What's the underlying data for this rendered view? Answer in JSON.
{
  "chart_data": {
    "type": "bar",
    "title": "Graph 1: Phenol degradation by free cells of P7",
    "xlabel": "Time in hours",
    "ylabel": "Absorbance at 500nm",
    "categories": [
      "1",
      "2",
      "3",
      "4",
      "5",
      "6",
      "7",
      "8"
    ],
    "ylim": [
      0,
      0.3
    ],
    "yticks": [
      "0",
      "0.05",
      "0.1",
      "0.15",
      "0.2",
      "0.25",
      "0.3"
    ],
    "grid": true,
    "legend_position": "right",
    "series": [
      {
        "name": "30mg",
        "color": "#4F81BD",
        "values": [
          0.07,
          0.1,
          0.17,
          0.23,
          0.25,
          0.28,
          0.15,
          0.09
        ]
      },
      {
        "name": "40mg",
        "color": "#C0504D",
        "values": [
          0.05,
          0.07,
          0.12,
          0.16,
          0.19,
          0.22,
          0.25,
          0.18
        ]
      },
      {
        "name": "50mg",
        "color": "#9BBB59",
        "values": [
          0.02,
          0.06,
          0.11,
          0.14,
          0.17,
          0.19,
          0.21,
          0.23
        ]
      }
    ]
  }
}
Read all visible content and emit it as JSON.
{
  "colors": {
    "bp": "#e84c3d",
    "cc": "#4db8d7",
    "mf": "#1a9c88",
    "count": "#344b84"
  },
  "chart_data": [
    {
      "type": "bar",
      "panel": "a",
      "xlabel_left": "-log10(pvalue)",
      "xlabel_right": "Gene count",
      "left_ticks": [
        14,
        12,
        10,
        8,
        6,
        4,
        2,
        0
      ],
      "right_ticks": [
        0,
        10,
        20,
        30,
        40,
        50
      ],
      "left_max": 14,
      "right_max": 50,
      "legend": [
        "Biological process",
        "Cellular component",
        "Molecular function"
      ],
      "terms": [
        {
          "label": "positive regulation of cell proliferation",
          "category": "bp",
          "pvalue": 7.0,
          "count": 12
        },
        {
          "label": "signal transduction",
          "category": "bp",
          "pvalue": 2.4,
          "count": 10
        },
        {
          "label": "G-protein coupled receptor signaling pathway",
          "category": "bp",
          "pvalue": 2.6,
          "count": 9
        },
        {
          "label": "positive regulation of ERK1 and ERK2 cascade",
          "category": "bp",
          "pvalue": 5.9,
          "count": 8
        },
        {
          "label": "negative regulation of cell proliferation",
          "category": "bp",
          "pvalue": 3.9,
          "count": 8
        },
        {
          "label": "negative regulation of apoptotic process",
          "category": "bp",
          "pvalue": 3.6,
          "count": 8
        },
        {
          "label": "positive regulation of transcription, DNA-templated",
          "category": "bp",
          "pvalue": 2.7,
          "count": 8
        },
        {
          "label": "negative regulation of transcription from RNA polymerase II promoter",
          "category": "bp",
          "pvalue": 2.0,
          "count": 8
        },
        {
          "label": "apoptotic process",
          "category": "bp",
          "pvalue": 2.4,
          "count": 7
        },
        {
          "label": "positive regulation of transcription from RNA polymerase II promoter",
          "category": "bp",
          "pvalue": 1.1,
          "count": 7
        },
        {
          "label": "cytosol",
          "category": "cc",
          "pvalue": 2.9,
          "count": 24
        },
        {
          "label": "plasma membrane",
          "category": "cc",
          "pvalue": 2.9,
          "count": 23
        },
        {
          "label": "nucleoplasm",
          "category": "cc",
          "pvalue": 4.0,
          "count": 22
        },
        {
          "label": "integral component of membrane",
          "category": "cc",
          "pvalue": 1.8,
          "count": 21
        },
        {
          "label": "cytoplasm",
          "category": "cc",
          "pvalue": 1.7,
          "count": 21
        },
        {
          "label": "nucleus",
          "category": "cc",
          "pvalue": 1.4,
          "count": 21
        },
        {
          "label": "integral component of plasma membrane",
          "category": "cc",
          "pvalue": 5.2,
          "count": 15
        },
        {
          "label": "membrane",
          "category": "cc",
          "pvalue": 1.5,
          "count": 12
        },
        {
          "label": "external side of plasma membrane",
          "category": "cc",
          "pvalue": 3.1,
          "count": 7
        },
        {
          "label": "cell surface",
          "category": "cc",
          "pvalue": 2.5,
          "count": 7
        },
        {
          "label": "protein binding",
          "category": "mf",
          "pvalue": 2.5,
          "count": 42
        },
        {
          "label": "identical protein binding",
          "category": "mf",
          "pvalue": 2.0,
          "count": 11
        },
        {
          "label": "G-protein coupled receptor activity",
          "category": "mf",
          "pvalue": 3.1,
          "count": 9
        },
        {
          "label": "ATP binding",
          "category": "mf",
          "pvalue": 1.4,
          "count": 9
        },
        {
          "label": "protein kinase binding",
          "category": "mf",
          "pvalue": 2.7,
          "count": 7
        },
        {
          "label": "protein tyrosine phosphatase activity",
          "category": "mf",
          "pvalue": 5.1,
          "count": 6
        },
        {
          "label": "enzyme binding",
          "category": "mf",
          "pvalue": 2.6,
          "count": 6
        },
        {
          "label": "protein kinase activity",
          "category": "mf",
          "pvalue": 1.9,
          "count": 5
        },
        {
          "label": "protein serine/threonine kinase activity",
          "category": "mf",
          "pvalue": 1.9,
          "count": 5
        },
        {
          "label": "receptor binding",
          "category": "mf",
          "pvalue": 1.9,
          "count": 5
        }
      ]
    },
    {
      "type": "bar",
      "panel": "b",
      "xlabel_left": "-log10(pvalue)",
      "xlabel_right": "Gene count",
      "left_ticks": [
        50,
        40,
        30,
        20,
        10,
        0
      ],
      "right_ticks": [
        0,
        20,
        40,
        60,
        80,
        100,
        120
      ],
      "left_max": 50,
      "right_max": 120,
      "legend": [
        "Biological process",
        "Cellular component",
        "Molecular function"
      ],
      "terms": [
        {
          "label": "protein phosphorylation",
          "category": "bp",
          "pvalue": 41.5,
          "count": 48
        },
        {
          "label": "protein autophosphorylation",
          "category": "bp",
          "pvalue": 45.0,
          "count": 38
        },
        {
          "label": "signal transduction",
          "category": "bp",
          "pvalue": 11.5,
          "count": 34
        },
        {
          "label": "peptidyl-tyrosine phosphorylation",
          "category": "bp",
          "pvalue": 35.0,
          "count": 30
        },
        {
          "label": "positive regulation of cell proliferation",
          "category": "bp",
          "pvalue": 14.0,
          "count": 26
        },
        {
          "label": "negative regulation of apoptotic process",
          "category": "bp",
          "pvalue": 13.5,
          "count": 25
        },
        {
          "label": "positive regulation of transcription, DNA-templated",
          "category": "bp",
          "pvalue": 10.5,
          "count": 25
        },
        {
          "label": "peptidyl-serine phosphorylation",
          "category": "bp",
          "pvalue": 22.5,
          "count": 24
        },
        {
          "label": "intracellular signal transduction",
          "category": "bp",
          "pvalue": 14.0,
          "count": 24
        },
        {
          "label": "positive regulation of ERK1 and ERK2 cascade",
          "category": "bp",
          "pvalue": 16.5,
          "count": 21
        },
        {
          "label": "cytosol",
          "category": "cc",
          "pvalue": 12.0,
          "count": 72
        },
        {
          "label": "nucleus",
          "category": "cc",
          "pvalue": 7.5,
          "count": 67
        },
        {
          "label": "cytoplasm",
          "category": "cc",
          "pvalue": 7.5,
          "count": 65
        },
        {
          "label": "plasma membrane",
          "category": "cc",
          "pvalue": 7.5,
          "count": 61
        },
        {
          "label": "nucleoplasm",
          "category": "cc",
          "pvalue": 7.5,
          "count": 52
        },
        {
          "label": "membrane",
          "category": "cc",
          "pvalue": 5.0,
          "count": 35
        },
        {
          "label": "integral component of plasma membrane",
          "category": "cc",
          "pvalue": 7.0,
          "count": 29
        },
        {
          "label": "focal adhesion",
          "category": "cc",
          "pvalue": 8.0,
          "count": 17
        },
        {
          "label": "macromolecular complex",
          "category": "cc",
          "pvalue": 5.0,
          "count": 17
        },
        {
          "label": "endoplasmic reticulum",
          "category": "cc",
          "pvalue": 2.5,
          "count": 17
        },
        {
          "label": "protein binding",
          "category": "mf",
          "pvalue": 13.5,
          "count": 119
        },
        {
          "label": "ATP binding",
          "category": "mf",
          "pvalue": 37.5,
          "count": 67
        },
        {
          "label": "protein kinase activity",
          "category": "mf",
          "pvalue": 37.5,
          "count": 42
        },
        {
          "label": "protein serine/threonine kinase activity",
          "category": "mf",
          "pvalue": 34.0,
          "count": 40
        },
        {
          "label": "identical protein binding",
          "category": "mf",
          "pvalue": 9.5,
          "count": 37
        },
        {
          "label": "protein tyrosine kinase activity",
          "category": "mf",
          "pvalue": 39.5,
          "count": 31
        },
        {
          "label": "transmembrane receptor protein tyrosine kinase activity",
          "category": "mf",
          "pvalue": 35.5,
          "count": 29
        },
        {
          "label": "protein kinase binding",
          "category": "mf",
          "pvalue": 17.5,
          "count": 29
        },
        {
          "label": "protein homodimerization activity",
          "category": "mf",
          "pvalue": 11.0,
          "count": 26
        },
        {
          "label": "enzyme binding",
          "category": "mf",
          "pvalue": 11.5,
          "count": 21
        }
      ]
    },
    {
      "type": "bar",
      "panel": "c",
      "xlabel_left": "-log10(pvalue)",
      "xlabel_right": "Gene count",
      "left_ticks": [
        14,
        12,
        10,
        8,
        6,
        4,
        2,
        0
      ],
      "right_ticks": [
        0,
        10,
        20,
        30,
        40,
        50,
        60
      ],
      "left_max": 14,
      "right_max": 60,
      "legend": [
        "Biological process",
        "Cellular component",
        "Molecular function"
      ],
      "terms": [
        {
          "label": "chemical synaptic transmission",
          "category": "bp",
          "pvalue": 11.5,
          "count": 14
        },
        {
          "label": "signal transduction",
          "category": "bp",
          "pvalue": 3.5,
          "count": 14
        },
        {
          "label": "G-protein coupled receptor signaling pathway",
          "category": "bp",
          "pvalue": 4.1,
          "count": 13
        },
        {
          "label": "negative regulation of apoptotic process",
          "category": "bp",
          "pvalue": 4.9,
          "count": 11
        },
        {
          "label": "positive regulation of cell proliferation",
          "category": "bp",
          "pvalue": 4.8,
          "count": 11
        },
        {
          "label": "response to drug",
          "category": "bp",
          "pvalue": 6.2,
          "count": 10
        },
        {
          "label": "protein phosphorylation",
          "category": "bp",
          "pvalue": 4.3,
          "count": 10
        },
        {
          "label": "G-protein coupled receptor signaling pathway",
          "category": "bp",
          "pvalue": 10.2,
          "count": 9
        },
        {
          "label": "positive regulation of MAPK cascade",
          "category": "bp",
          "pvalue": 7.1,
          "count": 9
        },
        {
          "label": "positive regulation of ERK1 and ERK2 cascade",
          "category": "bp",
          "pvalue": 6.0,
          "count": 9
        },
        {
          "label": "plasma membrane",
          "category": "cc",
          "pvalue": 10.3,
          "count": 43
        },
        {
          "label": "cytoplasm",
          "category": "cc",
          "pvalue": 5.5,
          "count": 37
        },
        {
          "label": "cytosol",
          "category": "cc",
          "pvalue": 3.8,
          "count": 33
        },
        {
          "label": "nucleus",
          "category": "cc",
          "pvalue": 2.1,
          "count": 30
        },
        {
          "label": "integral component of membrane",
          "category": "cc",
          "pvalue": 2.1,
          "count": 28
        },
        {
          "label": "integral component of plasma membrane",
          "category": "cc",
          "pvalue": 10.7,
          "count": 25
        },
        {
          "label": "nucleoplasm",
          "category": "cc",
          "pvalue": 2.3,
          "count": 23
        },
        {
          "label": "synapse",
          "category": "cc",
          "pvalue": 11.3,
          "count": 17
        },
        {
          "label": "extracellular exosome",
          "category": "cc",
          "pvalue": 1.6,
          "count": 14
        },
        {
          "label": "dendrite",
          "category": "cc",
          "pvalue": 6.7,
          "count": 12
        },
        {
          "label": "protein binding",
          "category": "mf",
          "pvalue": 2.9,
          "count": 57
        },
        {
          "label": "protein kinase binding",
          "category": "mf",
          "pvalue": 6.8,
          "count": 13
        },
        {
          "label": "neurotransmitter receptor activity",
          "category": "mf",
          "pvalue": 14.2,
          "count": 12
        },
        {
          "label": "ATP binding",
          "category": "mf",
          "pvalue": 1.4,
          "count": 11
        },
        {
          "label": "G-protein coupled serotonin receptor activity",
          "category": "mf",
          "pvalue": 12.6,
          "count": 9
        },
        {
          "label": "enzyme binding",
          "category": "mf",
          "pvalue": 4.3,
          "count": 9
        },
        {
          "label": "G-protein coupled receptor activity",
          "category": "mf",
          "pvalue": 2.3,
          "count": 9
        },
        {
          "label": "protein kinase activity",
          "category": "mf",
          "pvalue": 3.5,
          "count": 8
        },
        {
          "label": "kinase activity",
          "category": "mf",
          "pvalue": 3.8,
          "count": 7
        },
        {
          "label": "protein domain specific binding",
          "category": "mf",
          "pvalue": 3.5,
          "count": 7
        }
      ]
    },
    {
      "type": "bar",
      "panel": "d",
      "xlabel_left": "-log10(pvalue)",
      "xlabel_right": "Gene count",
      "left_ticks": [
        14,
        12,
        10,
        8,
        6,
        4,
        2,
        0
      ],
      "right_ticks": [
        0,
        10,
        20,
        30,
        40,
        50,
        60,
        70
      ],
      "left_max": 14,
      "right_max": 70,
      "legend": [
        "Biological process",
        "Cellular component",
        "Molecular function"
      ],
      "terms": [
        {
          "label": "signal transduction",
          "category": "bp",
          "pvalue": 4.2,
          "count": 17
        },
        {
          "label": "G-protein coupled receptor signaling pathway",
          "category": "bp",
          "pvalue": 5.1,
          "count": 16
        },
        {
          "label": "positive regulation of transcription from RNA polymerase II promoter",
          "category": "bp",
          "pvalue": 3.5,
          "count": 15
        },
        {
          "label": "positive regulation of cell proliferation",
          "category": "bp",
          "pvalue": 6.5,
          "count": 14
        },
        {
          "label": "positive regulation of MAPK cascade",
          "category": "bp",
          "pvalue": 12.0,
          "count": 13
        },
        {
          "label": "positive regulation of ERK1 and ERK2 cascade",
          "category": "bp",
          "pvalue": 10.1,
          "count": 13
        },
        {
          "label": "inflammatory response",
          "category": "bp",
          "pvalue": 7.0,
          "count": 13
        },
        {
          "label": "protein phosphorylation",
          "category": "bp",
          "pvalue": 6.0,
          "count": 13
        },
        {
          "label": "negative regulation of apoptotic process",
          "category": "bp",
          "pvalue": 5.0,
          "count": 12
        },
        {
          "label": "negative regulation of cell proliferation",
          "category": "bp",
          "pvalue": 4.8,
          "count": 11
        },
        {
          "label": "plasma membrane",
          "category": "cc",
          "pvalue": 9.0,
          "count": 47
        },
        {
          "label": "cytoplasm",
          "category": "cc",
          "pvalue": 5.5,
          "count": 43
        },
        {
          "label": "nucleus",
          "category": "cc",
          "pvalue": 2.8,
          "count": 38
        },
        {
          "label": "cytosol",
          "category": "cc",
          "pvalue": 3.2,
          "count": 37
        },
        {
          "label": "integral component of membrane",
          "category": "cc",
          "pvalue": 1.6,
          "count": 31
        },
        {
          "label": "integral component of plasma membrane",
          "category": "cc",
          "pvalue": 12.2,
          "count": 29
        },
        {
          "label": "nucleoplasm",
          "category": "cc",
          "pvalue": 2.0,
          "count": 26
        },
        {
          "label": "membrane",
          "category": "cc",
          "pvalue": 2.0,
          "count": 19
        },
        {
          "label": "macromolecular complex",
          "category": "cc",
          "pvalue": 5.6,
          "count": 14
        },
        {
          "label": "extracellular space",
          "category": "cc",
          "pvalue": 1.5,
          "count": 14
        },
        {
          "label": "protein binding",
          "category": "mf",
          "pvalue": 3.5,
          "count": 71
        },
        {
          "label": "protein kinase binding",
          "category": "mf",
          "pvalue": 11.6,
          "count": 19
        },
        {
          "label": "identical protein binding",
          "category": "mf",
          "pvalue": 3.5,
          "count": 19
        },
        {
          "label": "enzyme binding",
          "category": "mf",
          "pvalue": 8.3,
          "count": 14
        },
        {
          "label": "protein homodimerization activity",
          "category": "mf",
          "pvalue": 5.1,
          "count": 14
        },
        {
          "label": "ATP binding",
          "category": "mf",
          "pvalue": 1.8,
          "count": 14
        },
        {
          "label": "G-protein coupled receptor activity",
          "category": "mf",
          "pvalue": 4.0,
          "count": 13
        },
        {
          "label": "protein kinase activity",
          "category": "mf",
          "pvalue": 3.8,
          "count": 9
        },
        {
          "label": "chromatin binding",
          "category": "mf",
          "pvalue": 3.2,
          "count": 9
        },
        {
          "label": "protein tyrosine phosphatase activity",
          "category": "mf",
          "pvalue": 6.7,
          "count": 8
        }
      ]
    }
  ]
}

Problem requirements: Using the listing, copy every line where the word "JSON" shows up.

Solved exercise:
What's the underlying data for this rendered view? Answer in JSON.
Read all visible content and emit it as JSON.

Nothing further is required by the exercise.